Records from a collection
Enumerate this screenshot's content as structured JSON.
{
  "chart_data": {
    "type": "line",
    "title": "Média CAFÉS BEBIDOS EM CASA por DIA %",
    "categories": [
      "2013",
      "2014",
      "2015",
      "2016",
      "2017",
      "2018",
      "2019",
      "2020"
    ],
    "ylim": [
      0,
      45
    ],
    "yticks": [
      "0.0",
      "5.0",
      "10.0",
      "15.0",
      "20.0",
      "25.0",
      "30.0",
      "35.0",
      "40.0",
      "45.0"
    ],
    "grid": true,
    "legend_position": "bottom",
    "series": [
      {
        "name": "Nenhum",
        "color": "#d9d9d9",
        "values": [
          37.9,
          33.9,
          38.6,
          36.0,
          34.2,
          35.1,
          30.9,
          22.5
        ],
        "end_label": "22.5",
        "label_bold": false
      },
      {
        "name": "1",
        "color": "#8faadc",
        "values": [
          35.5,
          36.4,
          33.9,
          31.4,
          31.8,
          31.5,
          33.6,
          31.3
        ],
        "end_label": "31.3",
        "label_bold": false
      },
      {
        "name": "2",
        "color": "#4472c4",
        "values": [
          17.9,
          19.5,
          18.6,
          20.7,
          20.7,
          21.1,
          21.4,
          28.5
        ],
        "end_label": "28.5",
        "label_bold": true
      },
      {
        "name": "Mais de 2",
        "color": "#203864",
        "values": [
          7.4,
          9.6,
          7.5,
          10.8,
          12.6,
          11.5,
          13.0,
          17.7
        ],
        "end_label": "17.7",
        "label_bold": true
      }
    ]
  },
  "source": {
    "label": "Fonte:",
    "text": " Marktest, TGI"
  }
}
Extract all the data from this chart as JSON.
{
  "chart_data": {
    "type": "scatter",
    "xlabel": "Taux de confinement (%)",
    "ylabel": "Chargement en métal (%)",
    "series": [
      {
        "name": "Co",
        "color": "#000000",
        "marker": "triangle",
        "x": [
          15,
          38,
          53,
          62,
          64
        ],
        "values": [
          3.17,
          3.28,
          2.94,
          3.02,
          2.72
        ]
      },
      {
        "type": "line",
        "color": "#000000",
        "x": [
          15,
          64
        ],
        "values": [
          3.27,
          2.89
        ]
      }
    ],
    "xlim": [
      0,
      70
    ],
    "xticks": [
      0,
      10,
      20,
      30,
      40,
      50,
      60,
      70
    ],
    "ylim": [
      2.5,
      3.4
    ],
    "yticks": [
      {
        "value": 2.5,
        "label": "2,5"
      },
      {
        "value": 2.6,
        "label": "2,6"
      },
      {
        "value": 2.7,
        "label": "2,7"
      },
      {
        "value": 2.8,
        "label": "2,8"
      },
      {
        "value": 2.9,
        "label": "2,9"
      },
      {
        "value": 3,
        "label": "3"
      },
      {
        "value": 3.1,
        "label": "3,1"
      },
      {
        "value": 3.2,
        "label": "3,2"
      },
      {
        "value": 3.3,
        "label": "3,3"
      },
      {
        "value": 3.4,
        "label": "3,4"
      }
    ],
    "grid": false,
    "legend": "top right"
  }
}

-- What is being asked --
Reproduce every line of the material above exactly.

-- Response to this exercise --
Enumerate this screenshot's content as structured JSON.
{
  "chart_data": {
    "type": "line",
    "title": "Média CAFÉS BEBIDOS EM CASA por DIA %",
    "categories": [
      "2013",
      "2014",
      "2015",
      "2016",
      "2017",
      "2018",
      "2019",
      "2020"
    ],
    "ylim": [
      0,
      45
    ],
    "yticks": [
      "0.0",
      "5.0",
      "10.0",
      "15.0",
      "20.0",
      "25.0",
      "30.0",
      "35.0",
      "40.0",
      "45.0"
    ],
    "grid": true,
    "legend_position": "bottom",
    "series": [
      {
        "name": "Nenhum",
        "color": "#d9d9d9",
        "values": [
          37.9,
          33.9,
          38.6,
          36.0,
          34.2,
          35.1,
          30.9,
          22.5
        ],
        "end_label": "22.5",
        "label_bold": false
      },
      {
        "name": "1",
        "color": "#8faadc",
        "values": [
          35.5,
          36.4,
          33.9,
          31.4,
          31.8,
          31.5,
          33.6,
          31.3
        ],
        "end_label": "31.3",
        "label_bold": false
      },
      {
        "name": "2",
        "color": "#4472c4",
        "values": [
          17.9,
          19.5,
          18.6,
          20.7,
          20.7,
          21.1,
          21.4,
          28.5
        ],
        "end_label": "28.5",
        "label_bold": true
      },
      {
        "name": "Mais de 2",
        "color": "#203864",
        "values": [
          7.4,
          9.6,
          7.5,
          10.8,
          12.6,
          11.5,
          13.0,
          17.7
        ],
        "end_label": "17.7",
        "label_bold": true
      }
    ]
  },
  "source": {
    "label": "Fonte:",
    "text": " Marktest, TGI"
  }
}
Extract all the data from this chart as JSON.
{
  "chart_data": {
    "type": "scatter",
    "xlabel": "Taux de confinement (%)",
    "ylabel": "Chargement en métal (%)",
    "series": [
      {
        "name": "Co",
        "color": "#000000",
        "marker": "triangle",
        "x": [
          15,
          38,
          53,
          62,
          64
        ],
        "values": [
          3.17,
          3.28,
          2.94,
          3.02,
          2.72
        ]
      },
      {
        "type": "line",
        "color": "#000000",
        "x": [
          15,
          64
        ],
        "values": [
          3.27,
          2.89
        ]
      }
    ],
    "xlim": [
      0,
      70
    ],
    "xticks": [
      0,
      10,
      20,
      30,
      40,
      50,
      60,
      70
    ],
    "ylim": [
      2.5,
      3.4
    ],
    "yticks": [
      {
        "value": 2.5,
        "label": "2,5"
      },
      {
        "value": 2.6,
        "label": "2,6"
      },
      {
        "value": 2.7,
        "label": "2,7"
      },
      {
        "value": 2.8,
        "label": "2,8"
      },
      {
        "value": 2.9,
        "label": "2,9"
      },
      {
        "value": 3,
        "label": "3"
      },
      {
        "value": 3.1,
        "label": "3,1"
      },
      {
        "value": 3.2,
        "label": "3,2"
      },
      {
        "value": 3.3,
        "label": "3,3"
      },
      {
        "value": 3.4,
        "label": "3,4"
      }
    ],
    "grid": false,
    "legend": "top right"
  }
}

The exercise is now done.